= Required task =
Count how many lines hold the word "Sketch" and give that number as the whole answer.

= Recorded information =
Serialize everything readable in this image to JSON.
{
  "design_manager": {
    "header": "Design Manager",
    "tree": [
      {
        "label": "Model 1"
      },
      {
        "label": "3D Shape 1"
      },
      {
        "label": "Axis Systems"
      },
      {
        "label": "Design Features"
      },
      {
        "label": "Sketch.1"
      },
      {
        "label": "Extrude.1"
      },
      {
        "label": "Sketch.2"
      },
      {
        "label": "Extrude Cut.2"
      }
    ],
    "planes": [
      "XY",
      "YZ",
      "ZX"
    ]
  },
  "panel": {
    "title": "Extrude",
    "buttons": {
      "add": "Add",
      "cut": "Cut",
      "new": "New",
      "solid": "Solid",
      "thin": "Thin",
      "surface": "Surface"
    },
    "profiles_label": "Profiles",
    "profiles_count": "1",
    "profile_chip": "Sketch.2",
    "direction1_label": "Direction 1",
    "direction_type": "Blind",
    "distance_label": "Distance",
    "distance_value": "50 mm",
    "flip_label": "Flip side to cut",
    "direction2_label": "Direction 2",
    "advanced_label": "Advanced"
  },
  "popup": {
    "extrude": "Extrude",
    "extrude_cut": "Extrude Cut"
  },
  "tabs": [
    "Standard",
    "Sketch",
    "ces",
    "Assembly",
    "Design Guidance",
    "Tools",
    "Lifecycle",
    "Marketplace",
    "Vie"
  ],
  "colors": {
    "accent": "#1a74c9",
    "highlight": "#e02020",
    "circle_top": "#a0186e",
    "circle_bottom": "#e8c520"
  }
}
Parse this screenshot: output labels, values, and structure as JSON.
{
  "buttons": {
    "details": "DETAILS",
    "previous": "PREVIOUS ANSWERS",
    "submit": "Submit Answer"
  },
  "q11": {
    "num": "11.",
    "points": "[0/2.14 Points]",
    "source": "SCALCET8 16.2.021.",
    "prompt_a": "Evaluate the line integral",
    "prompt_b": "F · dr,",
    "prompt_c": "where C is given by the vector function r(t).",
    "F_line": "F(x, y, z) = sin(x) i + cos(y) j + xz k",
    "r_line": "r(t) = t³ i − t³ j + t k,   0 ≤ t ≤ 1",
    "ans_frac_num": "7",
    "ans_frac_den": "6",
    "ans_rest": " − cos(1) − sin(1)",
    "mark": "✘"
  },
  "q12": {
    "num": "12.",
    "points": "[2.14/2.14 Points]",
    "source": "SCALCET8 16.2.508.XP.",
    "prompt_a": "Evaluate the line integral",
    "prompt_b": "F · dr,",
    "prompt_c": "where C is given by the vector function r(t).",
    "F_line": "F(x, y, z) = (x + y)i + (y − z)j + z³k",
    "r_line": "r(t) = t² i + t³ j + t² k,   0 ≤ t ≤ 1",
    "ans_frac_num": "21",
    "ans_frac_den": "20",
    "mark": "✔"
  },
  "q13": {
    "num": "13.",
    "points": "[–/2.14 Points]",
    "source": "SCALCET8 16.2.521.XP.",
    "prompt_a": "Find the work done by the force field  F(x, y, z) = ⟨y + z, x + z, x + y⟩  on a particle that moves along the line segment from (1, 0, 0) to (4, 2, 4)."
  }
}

= Output of the exercise =
4